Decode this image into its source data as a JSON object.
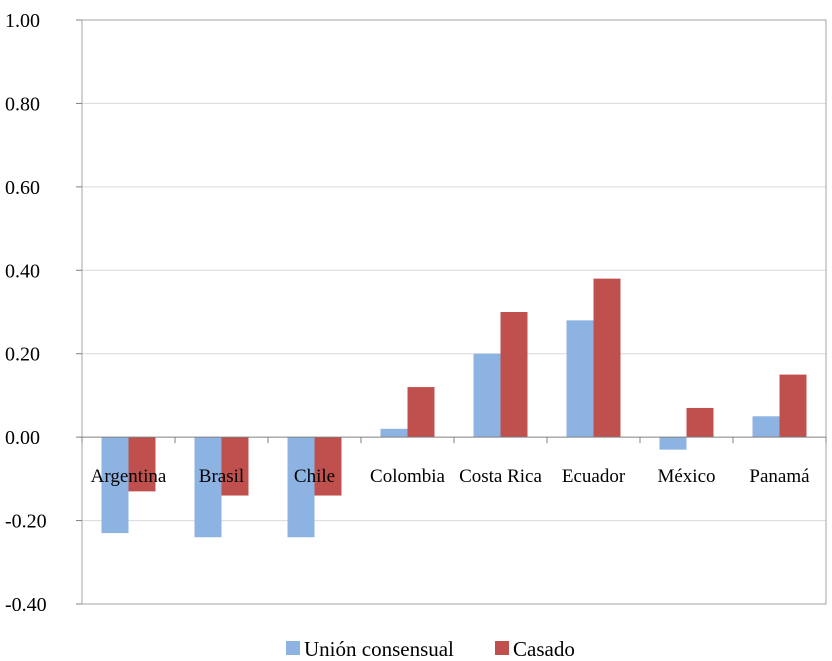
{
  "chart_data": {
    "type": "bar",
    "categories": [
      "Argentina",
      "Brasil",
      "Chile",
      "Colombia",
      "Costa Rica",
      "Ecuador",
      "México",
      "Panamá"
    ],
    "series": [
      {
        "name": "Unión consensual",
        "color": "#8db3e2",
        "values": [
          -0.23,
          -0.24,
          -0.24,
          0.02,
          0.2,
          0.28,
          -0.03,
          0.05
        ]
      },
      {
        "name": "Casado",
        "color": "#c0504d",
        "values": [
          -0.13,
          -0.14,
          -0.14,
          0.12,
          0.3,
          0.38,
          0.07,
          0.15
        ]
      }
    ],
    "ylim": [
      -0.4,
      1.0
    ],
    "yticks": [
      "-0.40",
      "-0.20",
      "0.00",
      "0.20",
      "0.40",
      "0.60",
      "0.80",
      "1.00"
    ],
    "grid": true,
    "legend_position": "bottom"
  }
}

* * * * *

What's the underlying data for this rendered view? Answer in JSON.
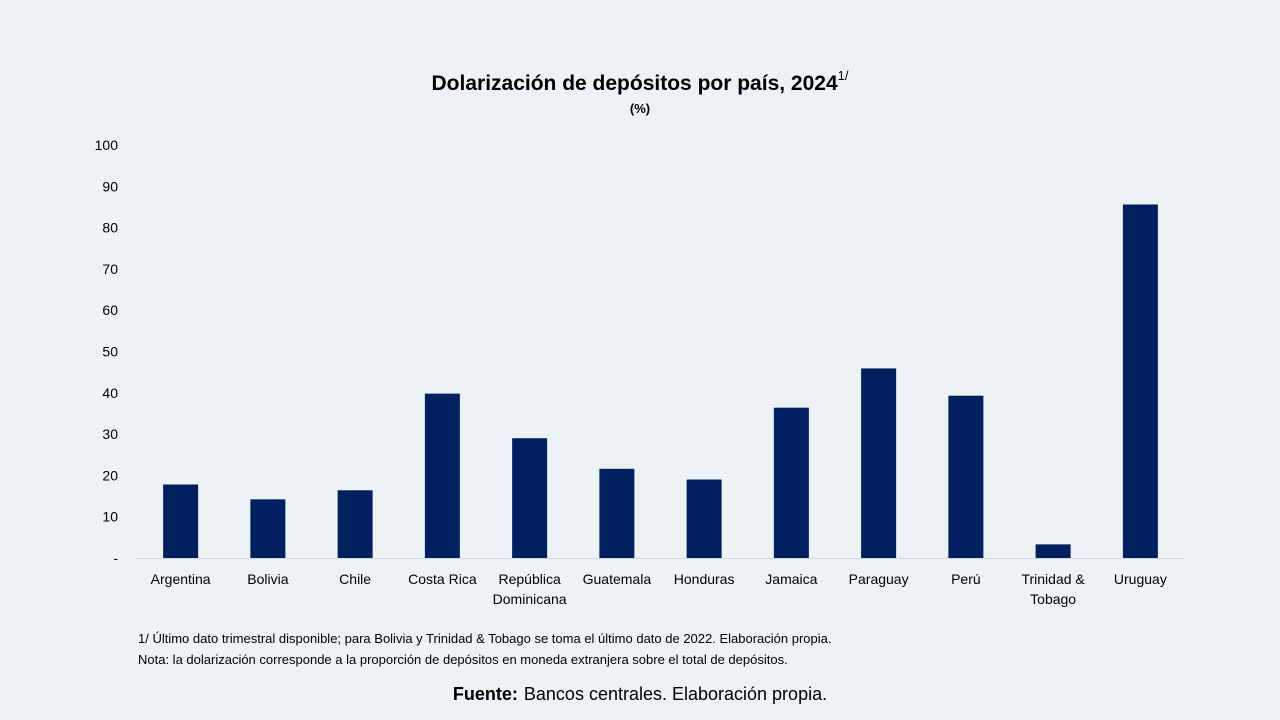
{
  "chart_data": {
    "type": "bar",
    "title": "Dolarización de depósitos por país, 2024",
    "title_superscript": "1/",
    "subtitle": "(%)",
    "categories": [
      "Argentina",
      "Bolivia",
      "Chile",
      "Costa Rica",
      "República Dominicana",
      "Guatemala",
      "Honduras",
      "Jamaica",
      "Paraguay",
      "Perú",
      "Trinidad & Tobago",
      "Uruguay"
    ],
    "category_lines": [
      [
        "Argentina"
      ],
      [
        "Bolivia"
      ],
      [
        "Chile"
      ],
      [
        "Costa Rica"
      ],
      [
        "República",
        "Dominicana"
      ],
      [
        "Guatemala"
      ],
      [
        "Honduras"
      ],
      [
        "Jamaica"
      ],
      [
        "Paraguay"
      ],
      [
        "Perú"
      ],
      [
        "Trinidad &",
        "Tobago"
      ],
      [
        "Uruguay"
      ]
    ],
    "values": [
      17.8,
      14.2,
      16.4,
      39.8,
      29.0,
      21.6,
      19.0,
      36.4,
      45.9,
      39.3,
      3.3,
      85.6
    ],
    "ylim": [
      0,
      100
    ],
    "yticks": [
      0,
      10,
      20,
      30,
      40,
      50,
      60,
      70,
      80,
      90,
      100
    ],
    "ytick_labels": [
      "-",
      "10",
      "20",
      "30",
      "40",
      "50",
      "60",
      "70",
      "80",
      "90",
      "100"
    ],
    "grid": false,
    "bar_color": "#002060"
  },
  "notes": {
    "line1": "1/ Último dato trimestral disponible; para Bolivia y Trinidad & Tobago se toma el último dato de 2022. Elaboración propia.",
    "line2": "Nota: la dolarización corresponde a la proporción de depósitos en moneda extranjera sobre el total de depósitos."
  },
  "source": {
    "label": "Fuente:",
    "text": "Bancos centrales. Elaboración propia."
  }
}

* * * * *

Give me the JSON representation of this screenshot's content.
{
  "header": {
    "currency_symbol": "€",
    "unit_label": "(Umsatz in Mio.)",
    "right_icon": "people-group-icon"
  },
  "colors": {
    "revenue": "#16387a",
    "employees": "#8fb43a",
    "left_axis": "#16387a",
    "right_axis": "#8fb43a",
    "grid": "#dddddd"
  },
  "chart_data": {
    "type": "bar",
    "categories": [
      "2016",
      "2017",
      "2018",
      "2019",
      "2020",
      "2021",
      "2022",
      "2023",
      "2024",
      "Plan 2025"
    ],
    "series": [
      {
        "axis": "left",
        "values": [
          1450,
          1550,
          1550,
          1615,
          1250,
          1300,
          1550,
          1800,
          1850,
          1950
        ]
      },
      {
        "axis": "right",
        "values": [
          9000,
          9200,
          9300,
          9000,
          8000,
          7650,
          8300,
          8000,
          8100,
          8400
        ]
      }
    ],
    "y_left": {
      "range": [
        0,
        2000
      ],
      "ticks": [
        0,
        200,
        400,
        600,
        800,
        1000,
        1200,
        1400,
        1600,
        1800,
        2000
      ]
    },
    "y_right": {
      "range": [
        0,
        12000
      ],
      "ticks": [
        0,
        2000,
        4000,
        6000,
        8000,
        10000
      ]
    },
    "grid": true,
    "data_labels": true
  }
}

* * * * *

◆ EXERCISE GOAL ◆
Find how many lines in the records contain the string "source", then give the number alone.

◆ ANSWER TO THIS TASK ◆
2